* _Problem description_
Please restate the following records word for word.

* _Data records_
- - -

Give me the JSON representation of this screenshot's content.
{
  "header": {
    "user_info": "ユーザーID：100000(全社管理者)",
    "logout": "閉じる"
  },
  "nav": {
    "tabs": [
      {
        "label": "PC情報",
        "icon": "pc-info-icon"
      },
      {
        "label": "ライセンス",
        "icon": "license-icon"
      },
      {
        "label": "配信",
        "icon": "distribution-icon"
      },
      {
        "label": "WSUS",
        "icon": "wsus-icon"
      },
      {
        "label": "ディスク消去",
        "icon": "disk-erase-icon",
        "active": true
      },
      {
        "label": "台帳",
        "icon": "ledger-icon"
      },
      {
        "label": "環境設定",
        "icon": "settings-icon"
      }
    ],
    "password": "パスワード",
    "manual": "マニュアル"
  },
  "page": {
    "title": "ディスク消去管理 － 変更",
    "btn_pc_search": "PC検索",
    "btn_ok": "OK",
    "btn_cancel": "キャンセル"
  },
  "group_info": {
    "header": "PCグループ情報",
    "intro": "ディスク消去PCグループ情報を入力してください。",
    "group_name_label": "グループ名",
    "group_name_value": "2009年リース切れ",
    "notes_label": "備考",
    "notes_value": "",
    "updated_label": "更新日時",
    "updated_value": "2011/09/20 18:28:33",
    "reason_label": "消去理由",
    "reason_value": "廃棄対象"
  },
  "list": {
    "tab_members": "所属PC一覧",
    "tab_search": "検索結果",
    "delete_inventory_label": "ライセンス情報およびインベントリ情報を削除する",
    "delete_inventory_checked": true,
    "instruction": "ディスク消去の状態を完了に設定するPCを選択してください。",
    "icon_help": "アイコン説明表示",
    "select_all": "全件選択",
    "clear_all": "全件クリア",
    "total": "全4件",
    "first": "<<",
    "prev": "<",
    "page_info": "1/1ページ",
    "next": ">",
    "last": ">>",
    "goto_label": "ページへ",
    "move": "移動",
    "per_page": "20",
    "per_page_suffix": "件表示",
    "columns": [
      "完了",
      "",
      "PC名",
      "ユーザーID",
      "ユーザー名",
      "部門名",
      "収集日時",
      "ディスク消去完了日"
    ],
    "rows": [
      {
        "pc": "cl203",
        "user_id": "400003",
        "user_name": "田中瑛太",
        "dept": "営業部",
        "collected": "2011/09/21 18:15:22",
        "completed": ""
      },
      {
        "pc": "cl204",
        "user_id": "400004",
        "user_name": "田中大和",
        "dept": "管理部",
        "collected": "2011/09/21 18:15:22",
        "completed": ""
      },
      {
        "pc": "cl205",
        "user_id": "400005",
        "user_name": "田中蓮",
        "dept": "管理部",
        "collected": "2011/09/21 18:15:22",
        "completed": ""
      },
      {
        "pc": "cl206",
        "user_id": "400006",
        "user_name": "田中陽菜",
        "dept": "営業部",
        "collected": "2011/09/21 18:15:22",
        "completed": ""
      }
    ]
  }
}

- - -

* _Answer to the exercise_
Give me the JSON representation of this screenshot's content.
{
  "header": {
    "user_info": "ユーザーID：100000(全社管理者)",
    "logout": "閉じる"
  },
  "nav": {
    "tabs": [
      {
        "label": "PC情報",
        "icon": "pc-info-icon"
      },
      {
        "label": "ライセンス",
        "icon": "license-icon"
      },
      {
        "label": "配信",
        "icon": "distribution-icon"
      },
      {
        "label": "WSUS",
        "icon": "wsus-icon"
      },
      {
        "label": "ディスク消去",
        "icon": "disk-erase-icon",
        "active": true
      },
      {
        "label": "台帳",
        "icon": "ledger-icon"
      },
      {
        "label": "環境設定",
        "icon": "settings-icon"
      }
    ],
    "password": "パスワード",
    "manual": "マニュアル"
  },
  "page": {
    "title": "ディスク消去管理 － 変更",
    "btn_pc_search": "PC検索",
    "btn_ok": "OK",
    "btn_cancel": "キャンセル"
  },
  "group_info": {
    "header": "PCグループ情報",
    "intro": "ディスク消去PCグループ情報を入力してください。",
    "group_name_label": "グループ名",
    "group_name_value": "2009年リース切れ",
    "notes_label": "備考",
    "notes_value": "",
    "updated_label": "更新日時",
    "updated_value": "2011/09/20 18:28:33",
    "reason_label": "消去理由",
    "reason_value": "廃棄対象"
  },
  "list": {
    "tab_members": "所属PC一覧",
    "tab_search": "検索結果",
    "delete_inventory_label": "ライセンス情報およびインベントリ情報を削除する",
    "delete_inventory_checked": true,
    "instruction": "ディスク消去の状態を完了に設定するPCを選択してください。",
    "icon_help": "アイコン説明表示",
    "select_all": "全件選択",
    "clear_all": "全件クリア",
    "total": "全4件",
    "first": "<<",
    "prev": "<",
    "page_info": "1/1ページ",
    "next": ">",
    "last": ">>",
    "goto_label": "ページへ",
    "move": "移動",
    "per_page": "20",
    "per_page_suffix": "件表示",
    "columns": [
      "完了",
      "",
      "PC名",
      "ユーザーID",
      "ユーザー名",
      "部門名",
      "収集日時",
      "ディスク消去完了日"
    ],
    "rows": [
      {
        "pc": "cl203",
        "user_id": "400003",
        "user_name": "田中瑛太",
        "dept": "営業部",
        "collected": "2011/09/21 18:15:22",
        "completed": ""
      },
      {
        "pc": "cl204",
        "user_id": "400004",
        "user_name": "田中大和",
        "dept": "管理部",
        "collected": "2011/09/21 18:15:22",
        "completed": ""
      },
      {
        "pc": "cl205",
        "user_id": "400005",
        "user_name": "田中蓮",
        "dept": "管理部",
        "collected": "2011/09/21 18:15:22",
        "completed": ""
      },
      {
        "pc": "cl206",
        "user_id": "400006",
        "user_name": "田中陽菜",
        "dept": "営業部",
        "collected": "2011/09/21 18:15:22",
        "completed": ""
      }
    ]
  }
}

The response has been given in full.